BEGIN AVAILABLE RECORDS

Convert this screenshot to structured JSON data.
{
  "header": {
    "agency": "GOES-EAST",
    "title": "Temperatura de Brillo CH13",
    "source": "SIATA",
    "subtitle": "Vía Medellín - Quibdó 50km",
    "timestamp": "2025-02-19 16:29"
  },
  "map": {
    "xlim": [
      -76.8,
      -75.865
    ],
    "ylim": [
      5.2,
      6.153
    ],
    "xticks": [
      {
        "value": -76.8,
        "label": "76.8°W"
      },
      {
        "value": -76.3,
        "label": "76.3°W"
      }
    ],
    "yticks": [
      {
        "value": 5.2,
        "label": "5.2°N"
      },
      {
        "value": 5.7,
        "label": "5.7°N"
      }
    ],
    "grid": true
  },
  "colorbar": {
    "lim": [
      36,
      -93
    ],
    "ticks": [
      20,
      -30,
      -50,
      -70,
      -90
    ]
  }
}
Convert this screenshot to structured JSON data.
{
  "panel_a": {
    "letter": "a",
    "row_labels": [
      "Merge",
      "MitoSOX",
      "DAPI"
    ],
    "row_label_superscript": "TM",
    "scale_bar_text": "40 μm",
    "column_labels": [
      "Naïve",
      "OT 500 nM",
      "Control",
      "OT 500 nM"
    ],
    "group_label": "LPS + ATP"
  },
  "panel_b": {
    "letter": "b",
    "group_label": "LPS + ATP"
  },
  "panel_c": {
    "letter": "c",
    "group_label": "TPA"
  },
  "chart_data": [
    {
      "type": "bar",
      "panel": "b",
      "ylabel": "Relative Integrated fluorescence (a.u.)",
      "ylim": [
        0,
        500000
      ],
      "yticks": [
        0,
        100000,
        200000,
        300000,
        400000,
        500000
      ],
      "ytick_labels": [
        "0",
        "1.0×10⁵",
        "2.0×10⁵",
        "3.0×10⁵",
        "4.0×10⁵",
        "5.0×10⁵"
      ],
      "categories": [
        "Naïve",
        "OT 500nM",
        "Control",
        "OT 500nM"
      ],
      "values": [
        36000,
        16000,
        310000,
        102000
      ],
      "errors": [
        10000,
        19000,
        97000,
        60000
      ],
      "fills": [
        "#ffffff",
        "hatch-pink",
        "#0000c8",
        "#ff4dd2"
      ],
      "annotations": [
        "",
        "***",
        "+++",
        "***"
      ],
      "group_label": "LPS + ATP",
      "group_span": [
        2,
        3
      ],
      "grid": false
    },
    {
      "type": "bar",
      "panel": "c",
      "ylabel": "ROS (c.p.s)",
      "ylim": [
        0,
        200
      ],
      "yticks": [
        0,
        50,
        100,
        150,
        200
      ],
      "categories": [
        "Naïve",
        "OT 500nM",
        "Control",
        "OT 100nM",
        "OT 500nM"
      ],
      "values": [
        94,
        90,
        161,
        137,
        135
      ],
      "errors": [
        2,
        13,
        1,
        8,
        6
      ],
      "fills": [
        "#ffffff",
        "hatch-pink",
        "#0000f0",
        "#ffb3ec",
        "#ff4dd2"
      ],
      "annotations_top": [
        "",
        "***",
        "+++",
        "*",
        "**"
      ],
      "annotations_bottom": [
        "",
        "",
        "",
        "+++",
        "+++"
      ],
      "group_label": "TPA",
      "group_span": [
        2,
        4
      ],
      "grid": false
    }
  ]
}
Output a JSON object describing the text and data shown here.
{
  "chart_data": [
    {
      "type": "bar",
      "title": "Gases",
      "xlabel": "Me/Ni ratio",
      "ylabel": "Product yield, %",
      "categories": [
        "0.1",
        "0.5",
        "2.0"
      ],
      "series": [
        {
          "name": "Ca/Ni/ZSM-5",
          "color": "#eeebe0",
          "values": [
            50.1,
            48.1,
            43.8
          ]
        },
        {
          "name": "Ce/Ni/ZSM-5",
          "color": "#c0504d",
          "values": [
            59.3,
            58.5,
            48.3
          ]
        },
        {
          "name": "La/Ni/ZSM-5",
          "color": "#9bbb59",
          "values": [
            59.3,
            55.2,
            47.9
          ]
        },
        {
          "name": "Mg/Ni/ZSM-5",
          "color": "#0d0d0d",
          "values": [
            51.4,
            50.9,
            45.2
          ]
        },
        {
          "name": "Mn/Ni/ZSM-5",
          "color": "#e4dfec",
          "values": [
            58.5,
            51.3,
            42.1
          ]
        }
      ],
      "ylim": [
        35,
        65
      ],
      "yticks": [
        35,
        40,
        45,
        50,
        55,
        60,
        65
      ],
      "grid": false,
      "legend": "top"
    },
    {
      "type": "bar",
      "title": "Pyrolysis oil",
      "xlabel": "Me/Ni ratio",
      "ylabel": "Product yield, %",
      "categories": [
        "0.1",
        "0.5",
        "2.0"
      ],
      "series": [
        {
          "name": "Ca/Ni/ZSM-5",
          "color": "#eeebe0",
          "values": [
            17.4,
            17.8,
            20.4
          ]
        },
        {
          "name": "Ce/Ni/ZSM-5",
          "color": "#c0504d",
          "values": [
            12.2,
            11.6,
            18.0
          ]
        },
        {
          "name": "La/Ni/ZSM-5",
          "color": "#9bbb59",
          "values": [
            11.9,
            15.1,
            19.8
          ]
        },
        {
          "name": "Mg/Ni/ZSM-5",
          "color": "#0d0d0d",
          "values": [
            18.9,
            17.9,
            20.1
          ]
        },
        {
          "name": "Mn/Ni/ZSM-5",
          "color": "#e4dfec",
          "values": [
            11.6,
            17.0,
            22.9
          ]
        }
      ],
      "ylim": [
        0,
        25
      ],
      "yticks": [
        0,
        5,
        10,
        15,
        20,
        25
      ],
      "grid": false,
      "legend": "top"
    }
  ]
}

END AVAILABLE RECORDS

### REQUIRED WORK
Return each line with "ylabel".

### OUTPUT OF THE TASK
      "ylabel": "Relative Integrated fluorescence (a.u.)",
      "ylabel": "ROS (c.p.s)",
      "ylabel": "Product yield, %",
      "ylabel": "Product yield, %",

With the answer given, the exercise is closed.